**Your task:** Search the material for the string "title", then return every line where it is found.

**Data supplied:**
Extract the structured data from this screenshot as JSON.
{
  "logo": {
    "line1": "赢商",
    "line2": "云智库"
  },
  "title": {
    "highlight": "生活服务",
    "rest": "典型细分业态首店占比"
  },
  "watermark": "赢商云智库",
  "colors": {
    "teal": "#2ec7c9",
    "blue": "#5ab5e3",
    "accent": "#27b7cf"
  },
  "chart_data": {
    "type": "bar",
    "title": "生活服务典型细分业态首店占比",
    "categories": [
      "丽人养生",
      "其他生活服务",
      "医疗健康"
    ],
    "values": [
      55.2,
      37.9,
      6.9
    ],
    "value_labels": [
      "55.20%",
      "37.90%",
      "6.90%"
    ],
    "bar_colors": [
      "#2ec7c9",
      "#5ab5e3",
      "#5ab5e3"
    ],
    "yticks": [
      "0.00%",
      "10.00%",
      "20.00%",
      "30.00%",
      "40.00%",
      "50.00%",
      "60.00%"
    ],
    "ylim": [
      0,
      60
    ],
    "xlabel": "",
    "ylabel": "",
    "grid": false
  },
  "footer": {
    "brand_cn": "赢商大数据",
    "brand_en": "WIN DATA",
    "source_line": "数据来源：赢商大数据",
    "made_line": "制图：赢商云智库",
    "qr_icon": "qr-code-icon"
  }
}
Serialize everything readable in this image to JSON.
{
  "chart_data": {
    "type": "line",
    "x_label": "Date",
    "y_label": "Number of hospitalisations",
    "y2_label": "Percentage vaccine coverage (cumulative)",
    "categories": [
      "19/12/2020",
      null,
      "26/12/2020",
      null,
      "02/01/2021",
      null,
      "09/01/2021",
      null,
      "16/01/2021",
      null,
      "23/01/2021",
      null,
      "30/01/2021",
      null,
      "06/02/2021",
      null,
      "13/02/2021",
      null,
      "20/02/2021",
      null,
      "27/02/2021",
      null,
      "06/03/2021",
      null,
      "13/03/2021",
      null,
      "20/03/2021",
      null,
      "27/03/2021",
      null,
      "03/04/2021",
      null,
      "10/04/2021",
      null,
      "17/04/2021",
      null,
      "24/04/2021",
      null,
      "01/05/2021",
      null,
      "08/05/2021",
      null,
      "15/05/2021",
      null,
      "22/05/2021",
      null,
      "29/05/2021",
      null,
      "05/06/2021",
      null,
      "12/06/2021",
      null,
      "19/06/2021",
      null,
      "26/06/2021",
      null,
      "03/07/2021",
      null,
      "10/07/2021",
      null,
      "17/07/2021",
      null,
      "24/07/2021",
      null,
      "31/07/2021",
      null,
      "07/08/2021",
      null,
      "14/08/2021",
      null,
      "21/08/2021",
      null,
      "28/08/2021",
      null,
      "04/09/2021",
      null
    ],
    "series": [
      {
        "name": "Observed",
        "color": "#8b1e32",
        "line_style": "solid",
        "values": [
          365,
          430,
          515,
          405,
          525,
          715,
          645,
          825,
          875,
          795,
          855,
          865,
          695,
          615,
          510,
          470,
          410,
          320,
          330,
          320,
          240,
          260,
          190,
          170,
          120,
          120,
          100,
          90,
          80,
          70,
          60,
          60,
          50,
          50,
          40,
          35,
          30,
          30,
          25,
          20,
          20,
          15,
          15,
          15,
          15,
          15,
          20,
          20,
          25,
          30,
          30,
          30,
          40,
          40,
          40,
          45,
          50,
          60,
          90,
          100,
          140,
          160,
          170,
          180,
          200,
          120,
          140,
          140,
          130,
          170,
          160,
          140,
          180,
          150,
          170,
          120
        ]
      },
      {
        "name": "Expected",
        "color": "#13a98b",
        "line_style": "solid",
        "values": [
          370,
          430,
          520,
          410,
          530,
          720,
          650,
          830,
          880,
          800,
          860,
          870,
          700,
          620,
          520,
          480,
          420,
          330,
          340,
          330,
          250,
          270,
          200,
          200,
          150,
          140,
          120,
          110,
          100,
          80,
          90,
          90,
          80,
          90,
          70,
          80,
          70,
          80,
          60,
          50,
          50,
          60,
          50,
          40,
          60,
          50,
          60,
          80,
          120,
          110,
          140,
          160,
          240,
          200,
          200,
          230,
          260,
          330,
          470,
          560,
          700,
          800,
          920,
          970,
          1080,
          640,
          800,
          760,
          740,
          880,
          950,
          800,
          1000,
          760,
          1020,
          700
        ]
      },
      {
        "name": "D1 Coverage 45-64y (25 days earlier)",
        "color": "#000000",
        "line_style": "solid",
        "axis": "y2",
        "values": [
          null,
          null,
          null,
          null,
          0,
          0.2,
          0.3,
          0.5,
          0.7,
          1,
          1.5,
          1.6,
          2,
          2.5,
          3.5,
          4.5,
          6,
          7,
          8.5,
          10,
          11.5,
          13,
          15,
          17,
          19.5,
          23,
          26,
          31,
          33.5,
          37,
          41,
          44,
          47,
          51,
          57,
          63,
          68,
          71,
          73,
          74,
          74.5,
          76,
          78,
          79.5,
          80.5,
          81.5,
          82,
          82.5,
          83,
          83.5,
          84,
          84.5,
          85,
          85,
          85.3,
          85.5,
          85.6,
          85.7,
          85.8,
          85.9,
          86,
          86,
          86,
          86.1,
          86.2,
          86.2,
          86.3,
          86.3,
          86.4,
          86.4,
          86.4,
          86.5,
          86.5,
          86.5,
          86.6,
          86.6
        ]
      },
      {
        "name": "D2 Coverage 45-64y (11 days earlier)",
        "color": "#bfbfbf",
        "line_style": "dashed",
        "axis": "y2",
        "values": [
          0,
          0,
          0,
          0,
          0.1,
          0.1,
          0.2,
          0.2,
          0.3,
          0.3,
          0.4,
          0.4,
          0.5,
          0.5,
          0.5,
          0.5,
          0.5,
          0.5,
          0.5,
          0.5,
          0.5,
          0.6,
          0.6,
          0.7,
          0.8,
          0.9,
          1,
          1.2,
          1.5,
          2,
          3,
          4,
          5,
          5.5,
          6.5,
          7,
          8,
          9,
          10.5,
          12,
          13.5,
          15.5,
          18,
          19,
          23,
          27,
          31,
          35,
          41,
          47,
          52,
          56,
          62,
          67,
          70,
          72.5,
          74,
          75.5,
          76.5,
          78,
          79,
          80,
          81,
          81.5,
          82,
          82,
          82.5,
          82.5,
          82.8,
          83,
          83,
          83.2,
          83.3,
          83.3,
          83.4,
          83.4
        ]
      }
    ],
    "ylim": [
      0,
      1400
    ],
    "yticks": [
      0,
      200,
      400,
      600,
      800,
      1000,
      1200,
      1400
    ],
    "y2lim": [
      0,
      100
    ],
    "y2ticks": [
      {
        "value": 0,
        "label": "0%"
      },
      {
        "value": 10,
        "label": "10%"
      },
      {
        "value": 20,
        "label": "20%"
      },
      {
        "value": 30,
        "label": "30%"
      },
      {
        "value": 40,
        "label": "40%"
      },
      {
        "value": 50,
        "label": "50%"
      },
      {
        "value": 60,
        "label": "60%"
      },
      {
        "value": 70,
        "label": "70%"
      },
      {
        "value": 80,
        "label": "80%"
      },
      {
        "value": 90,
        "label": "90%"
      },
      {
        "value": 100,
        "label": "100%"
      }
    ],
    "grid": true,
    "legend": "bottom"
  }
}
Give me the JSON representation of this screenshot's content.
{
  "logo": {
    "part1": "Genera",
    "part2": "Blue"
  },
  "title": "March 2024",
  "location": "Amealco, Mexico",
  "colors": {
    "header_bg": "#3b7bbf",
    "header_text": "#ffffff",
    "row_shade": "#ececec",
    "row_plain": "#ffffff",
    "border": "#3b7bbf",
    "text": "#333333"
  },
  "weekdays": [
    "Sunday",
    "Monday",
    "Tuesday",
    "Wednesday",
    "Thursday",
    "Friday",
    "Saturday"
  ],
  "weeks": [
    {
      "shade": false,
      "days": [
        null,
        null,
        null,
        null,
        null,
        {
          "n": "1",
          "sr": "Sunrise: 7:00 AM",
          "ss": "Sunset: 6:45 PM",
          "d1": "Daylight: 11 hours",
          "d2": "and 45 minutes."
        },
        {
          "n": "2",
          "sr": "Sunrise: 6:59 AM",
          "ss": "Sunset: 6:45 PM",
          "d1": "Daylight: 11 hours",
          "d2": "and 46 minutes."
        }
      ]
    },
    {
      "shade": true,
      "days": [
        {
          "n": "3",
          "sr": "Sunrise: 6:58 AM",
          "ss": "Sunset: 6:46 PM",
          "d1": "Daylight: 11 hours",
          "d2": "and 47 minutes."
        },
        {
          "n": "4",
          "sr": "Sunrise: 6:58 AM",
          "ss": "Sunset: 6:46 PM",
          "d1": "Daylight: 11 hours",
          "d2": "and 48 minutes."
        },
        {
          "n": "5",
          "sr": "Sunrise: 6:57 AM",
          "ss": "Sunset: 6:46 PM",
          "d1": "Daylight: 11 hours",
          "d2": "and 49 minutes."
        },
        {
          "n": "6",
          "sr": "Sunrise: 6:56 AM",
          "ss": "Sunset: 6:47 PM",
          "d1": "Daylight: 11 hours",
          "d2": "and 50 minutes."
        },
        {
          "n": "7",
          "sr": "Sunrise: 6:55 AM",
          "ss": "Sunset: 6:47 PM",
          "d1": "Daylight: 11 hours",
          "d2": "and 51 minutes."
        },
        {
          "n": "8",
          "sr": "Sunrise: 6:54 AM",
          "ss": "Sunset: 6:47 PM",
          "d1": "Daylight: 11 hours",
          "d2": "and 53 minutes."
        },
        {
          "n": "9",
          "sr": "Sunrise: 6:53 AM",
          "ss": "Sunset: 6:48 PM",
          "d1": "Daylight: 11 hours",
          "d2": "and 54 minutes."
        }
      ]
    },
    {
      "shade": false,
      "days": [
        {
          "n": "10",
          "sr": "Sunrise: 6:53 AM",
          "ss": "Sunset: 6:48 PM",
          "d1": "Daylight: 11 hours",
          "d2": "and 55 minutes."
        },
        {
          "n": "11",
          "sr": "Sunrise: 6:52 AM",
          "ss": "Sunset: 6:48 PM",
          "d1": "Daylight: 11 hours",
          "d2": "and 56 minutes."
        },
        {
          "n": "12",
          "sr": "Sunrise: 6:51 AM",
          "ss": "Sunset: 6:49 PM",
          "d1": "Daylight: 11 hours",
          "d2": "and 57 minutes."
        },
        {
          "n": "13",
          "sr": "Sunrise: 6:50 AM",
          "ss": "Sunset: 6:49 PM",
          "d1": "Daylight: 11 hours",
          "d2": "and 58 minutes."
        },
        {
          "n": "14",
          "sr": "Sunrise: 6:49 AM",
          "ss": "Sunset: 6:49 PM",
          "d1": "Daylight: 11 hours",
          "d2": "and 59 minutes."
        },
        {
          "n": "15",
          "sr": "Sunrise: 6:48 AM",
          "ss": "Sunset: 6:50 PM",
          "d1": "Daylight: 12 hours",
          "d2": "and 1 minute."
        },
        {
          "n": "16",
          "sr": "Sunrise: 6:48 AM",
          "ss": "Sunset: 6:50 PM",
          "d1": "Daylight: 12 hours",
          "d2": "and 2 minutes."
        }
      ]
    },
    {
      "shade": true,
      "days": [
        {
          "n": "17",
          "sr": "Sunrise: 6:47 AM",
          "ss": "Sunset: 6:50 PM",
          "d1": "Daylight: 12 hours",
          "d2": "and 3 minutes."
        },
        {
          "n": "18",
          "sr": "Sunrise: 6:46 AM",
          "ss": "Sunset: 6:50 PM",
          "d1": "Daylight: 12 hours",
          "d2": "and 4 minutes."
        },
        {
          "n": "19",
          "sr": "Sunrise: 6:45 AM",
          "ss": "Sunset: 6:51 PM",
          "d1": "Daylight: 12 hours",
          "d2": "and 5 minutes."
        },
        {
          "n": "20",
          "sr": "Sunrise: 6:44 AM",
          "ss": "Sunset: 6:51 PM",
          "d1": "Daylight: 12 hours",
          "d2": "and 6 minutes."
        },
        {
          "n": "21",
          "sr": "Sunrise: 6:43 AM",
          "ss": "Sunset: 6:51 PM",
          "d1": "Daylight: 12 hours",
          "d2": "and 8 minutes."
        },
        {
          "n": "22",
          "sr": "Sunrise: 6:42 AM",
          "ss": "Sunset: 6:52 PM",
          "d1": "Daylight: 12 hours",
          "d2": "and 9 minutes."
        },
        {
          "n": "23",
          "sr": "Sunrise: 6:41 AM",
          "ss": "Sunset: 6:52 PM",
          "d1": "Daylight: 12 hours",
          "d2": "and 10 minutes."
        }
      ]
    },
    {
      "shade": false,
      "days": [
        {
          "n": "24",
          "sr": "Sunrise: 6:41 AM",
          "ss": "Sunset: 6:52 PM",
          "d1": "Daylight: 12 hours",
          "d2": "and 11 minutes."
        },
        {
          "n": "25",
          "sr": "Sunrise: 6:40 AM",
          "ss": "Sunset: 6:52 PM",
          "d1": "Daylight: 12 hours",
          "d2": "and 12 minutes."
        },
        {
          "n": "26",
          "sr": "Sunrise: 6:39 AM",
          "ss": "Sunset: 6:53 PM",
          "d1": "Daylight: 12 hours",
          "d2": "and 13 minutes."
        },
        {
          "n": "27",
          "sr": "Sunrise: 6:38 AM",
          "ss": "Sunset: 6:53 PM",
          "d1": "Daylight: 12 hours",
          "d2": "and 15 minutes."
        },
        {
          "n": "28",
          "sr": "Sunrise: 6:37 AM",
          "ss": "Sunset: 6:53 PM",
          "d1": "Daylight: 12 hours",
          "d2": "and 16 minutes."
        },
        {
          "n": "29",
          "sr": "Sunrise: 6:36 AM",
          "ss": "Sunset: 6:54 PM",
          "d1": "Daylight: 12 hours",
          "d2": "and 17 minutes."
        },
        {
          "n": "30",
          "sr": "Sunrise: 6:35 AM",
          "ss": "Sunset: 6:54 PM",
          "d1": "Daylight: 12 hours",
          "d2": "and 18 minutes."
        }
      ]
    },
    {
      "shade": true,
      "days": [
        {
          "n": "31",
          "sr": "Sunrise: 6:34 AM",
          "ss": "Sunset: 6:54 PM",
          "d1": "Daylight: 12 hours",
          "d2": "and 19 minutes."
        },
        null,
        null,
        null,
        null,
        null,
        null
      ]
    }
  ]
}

**Answer to the problem:**
  "title": {
    "title": "生活服务典型细分业态首店占比",
  "title": "March 2024",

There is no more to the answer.